WHAT YOU ARE ASKED TO DO | Filter out everything except lines holding "screenshot".

[Records]

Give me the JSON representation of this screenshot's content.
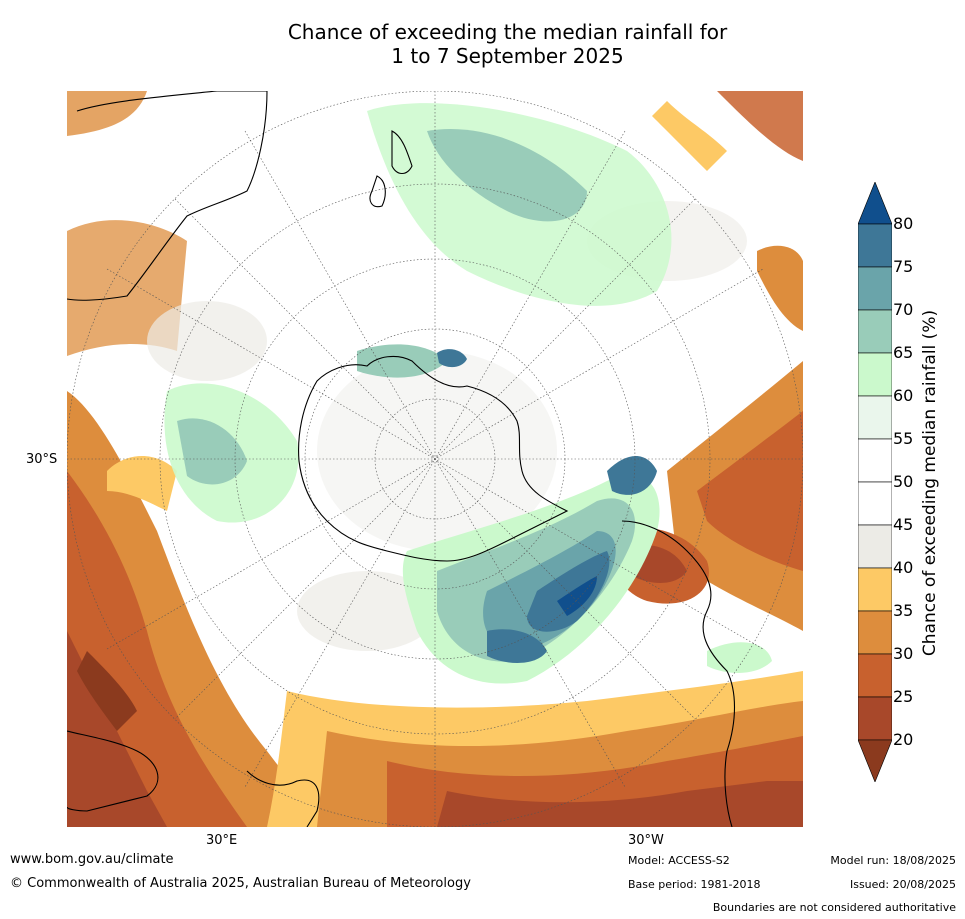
{
  "title": {
    "line1": "Chance of exceeding the median rainfall for",
    "line2": "1 to 7 September 2025"
  },
  "map": {
    "projection": "south-polar",
    "lat_label": "30°S",
    "lon_labels": [
      "30°E",
      "30°W"
    ],
    "regions": [
      {
        "name": "Antarctica"
      },
      {
        "name": "Australia"
      },
      {
        "name": "New Zealand"
      },
      {
        "name": "South America"
      },
      {
        "name": "Southern Africa"
      },
      {
        "name": "Madagascar"
      }
    ]
  },
  "colorbar": {
    "label": "Chance of exceeding median rainfall (%)",
    "ticks": [
      "80",
      "75",
      "70",
      "65",
      "60",
      "55",
      "50",
      "45",
      "40",
      "35",
      "30",
      "25",
      "20"
    ],
    "colors": {
      "below20": "#8b3a1e",
      "20-25": "#a8482a",
      "25-30": "#c8612e",
      "30-35": "#dd8d3d",
      "35-40": "#fdc965",
      "40-45": "#ecebe6",
      "45-50": "#ffffff",
      "50-55": "#ffffff",
      "55-60": "#eaf6ec",
      "60-65": "#cbf9cc",
      "65-70": "#99ccb9",
      "70-75": "#6aa4aa",
      "75-80": "#3e7797",
      "above80": "#104f8d"
    }
  },
  "footer": {
    "website": "www.bom.gov.au/climate",
    "copyright": "© Commonwealth of Australia 2025, Australian Bureau of Meteorology",
    "model": "Model: ACCESS-S2",
    "base_period": "Base period: 1981-2018",
    "model_run": "Model run: 18/08/2025",
    "issued": "Issued: 20/08/2025",
    "disclaimer": "Boundaries are not considered authoritative"
  }
}
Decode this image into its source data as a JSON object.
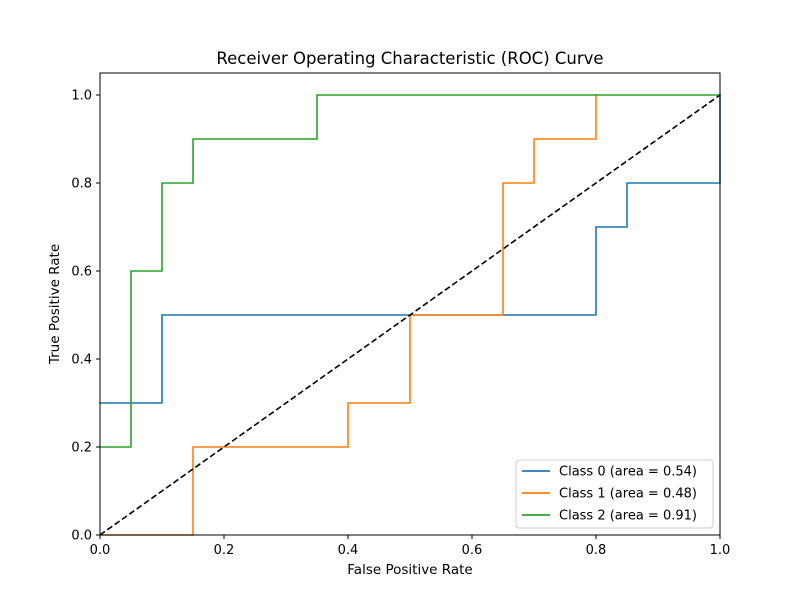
{
  "chart_data": {
    "type": "line",
    "title": "Receiver Operating Characteristic (ROC) Curve",
    "xlabel": "False Positive Rate",
    "ylabel": "True Positive Rate",
    "xlim": [
      0.0,
      1.0
    ],
    "ylim": [
      0.0,
      1.05
    ],
    "xticks": [
      0.0,
      0.2,
      0.4,
      0.6,
      0.8,
      1.0
    ],
    "yticks": [
      0.0,
      0.2,
      0.4,
      0.6,
      0.8,
      1.0
    ],
    "xtick_labels": [
      "0.0",
      "0.2",
      "0.4",
      "0.6",
      "0.8",
      "1.0"
    ],
    "ytick_labels": [
      "0.0",
      "0.2",
      "0.4",
      "0.6",
      "0.8",
      "1.0"
    ],
    "grid": false,
    "legend_position": "bottom-right",
    "series": [
      {
        "name": "Class 0 (area = 0.54)",
        "color": "#1f77b4",
        "style": "step",
        "x": [
          0.0,
          0.1,
          0.1,
          0.8,
          0.8,
          0.85,
          0.85,
          1.0,
          1.0
        ],
        "y": [
          0.3,
          0.3,
          0.5,
          0.5,
          0.7,
          0.7,
          0.8,
          0.8,
          1.0
        ]
      },
      {
        "name": "Class 1 (area = 0.48)",
        "color": "#ff7f0e",
        "style": "step",
        "x": [
          0.0,
          0.15,
          0.15,
          0.4,
          0.4,
          0.5,
          0.5,
          0.65,
          0.65,
          0.7,
          0.7,
          0.8,
          0.8
        ],
        "y": [
          0.0,
          0.0,
          0.2,
          0.2,
          0.3,
          0.3,
          0.5,
          0.5,
          0.8,
          0.8,
          0.9,
          0.9,
          1.0
        ]
      },
      {
        "name": "Class 2 (area = 0.91)",
        "color": "#2ca02c",
        "style": "step",
        "x": [
          0.0,
          0.05,
          0.05,
          0.1,
          0.1,
          0.15,
          0.15,
          0.35,
          0.35,
          1.0
        ],
        "y": [
          0.2,
          0.2,
          0.6,
          0.6,
          0.8,
          0.8,
          0.9,
          0.9,
          1.0,
          1.0
        ]
      }
    ],
    "reference_line": {
      "x": [
        0.0,
        1.0
      ],
      "y": [
        0.0,
        1.0
      ],
      "color": "#000000",
      "style": "dashed"
    }
  }
}
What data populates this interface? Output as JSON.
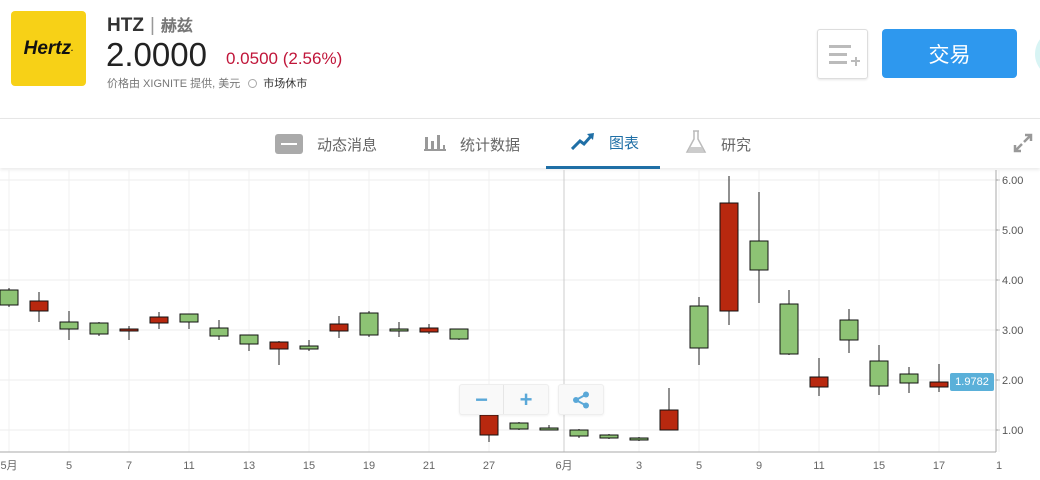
{
  "header": {
    "logo_text": "Hertz.",
    "symbol": "HTZ",
    "separator": "|",
    "name": "赫兹",
    "price": "2.0000",
    "change": "0.0500 (2.56%)",
    "source": "价格由 XIGNITE 提供, 美元",
    "market_status": "市场休市",
    "change_color": "#c0163a"
  },
  "actions": {
    "watchlist_icon": "add-to-list-icon",
    "trade_label": "交易",
    "trade_color": "#2e98ee"
  },
  "tabs": [
    {
      "label": "动态消息",
      "icon": "news-icon"
    },
    {
      "label": "统计数据",
      "icon": "bar-stats-icon"
    },
    {
      "label": "图表",
      "icon": "chart-trend-icon",
      "active": true
    },
    {
      "label": "研究",
      "icon": "flask-icon"
    }
  ],
  "chart_controls": {
    "zoom_out": "−",
    "zoom_in": "+",
    "share_icon": "share-icon",
    "expand_icon": "expand-icon"
  },
  "chart_data": {
    "type": "candlestick",
    "up_color": "#8dc374",
    "down_color": "#b8280f",
    "ylim": [
      0.55,
      6.2
    ],
    "y_ticks": [
      "1.00",
      "2.00",
      "3.00",
      "4.00",
      "5.00",
      "6.00"
    ],
    "last_price": "1.9782",
    "x_labels": [
      {
        "i": 0,
        "label": "5月"
      },
      {
        "i": 2,
        "label": "5"
      },
      {
        "i": 4,
        "label": "7"
      },
      {
        "i": 6,
        "label": "11"
      },
      {
        "i": 8,
        "label": "13"
      },
      {
        "i": 10,
        "label": "15"
      },
      {
        "i": 12,
        "label": "19"
      },
      {
        "i": 14,
        "label": "21"
      },
      {
        "i": 16,
        "label": "27"
      },
      {
        "i": 18.5,
        "label": "6月"
      },
      {
        "i": 21,
        "label": "3"
      },
      {
        "i": 23,
        "label": "5"
      },
      {
        "i": 25,
        "label": "9"
      },
      {
        "i": 27,
        "label": "11"
      },
      {
        "i": 29,
        "label": "15"
      },
      {
        "i": 31,
        "label": "17"
      },
      {
        "i": 33,
        "label": "1"
      }
    ],
    "candles": [
      {
        "top": 3.8,
        "bottom": 3.5,
        "high": 3.84,
        "low": 3.46,
        "color": "green"
      },
      {
        "top": 3.58,
        "bottom": 3.38,
        "high": 3.76,
        "low": 3.16,
        "color": "red"
      },
      {
        "top": 3.16,
        "bottom": 3.02,
        "high": 3.38,
        "low": 2.8,
        "color": "green"
      },
      {
        "top": 3.14,
        "bottom": 2.92,
        "high": 3.16,
        "low": 2.88,
        "color": "green"
      },
      {
        "top": 3.02,
        "bottom": 2.98,
        "high": 3.08,
        "low": 2.8,
        "color": "red"
      },
      {
        "top": 3.26,
        "bottom": 3.14,
        "high": 3.36,
        "low": 3.02,
        "color": "red"
      },
      {
        "top": 3.32,
        "bottom": 3.16,
        "high": 3.32,
        "low": 3.02,
        "color": "green"
      },
      {
        "top": 3.04,
        "bottom": 2.88,
        "high": 3.2,
        "low": 2.8,
        "color": "green"
      },
      {
        "top": 2.9,
        "bottom": 2.72,
        "high": 2.9,
        "low": 2.58,
        "color": "green"
      },
      {
        "top": 2.76,
        "bottom": 2.62,
        "high": 2.78,
        "low": 2.3,
        "color": "red"
      },
      {
        "top": 2.68,
        "bottom": 2.62,
        "high": 2.8,
        "low": 2.58,
        "color": "green"
      },
      {
        "top": 3.12,
        "bottom": 2.98,
        "high": 3.28,
        "low": 2.84,
        "color": "red"
      },
      {
        "top": 3.34,
        "bottom": 2.9,
        "high": 3.38,
        "low": 2.86,
        "color": "green"
      },
      {
        "top": 3.02,
        "bottom": 2.98,
        "high": 3.16,
        "low": 2.86,
        "color": "green"
      },
      {
        "top": 3.04,
        "bottom": 2.96,
        "high": 3.12,
        "low": 2.92,
        "color": "red"
      },
      {
        "top": 3.02,
        "bottom": 2.82,
        "high": 3.02,
        "low": 2.8,
        "color": "green"
      },
      {
        "top": 1.3,
        "bottom": 0.9,
        "high": 1.46,
        "low": 0.76,
        "color": "red"
      },
      {
        "top": 1.14,
        "bottom": 1.02,
        "high": 1.16,
        "low": 1.0,
        "color": "green"
      },
      {
        "top": 1.04,
        "bottom": 1.0,
        "high": 1.1,
        "low": 1.0,
        "color": "green"
      },
      {
        "top": 1.0,
        "bottom": 0.88,
        "high": 1.02,
        "low": 0.84,
        "color": "green"
      },
      {
        "top": 0.9,
        "bottom": 0.84,
        "high": 0.92,
        "low": 0.82,
        "color": "green"
      },
      {
        "top": 0.84,
        "bottom": 0.8,
        "high": 0.86,
        "low": 0.78,
        "color": "green"
      },
      {
        "top": 1.4,
        "bottom": 1.0,
        "high": 1.84,
        "low": 1.0,
        "color": "red"
      },
      {
        "top": 3.48,
        "bottom": 2.64,
        "high": 3.66,
        "low": 2.3,
        "color": "green"
      },
      {
        "top": 5.54,
        "bottom": 3.38,
        "high": 6.08,
        "low": 3.1,
        "color": "red"
      },
      {
        "top": 4.78,
        "bottom": 4.2,
        "high": 5.76,
        "low": 3.54,
        "color": "green"
      },
      {
        "top": 3.52,
        "bottom": 2.52,
        "high": 3.8,
        "low": 2.5,
        "color": "green"
      },
      {
        "top": 2.06,
        "bottom": 1.86,
        "high": 2.44,
        "low": 1.68,
        "color": "red"
      },
      {
        "top": 3.2,
        "bottom": 2.8,
        "high": 3.42,
        "low": 2.54,
        "color": "green"
      },
      {
        "top": 2.38,
        "bottom": 1.88,
        "high": 2.7,
        "low": 1.7,
        "color": "green"
      },
      {
        "top": 2.12,
        "bottom": 1.94,
        "high": 2.26,
        "low": 1.74,
        "color": "green"
      },
      {
        "top": 1.96,
        "bottom": 1.86,
        "high": 2.32,
        "low": 1.76,
        "color": "red"
      }
    ]
  }
}
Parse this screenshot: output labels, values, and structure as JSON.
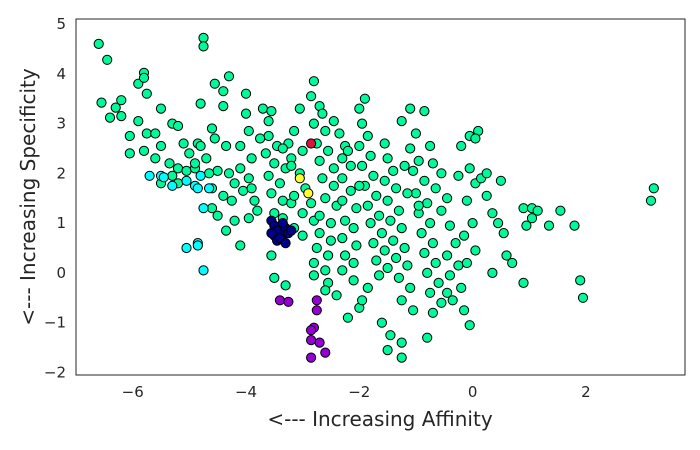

EXERCISE SOLUTION |
Give me the JSON representation of this screenshot's content.
Parse this screenshot: output labels, values, and structure as JSON.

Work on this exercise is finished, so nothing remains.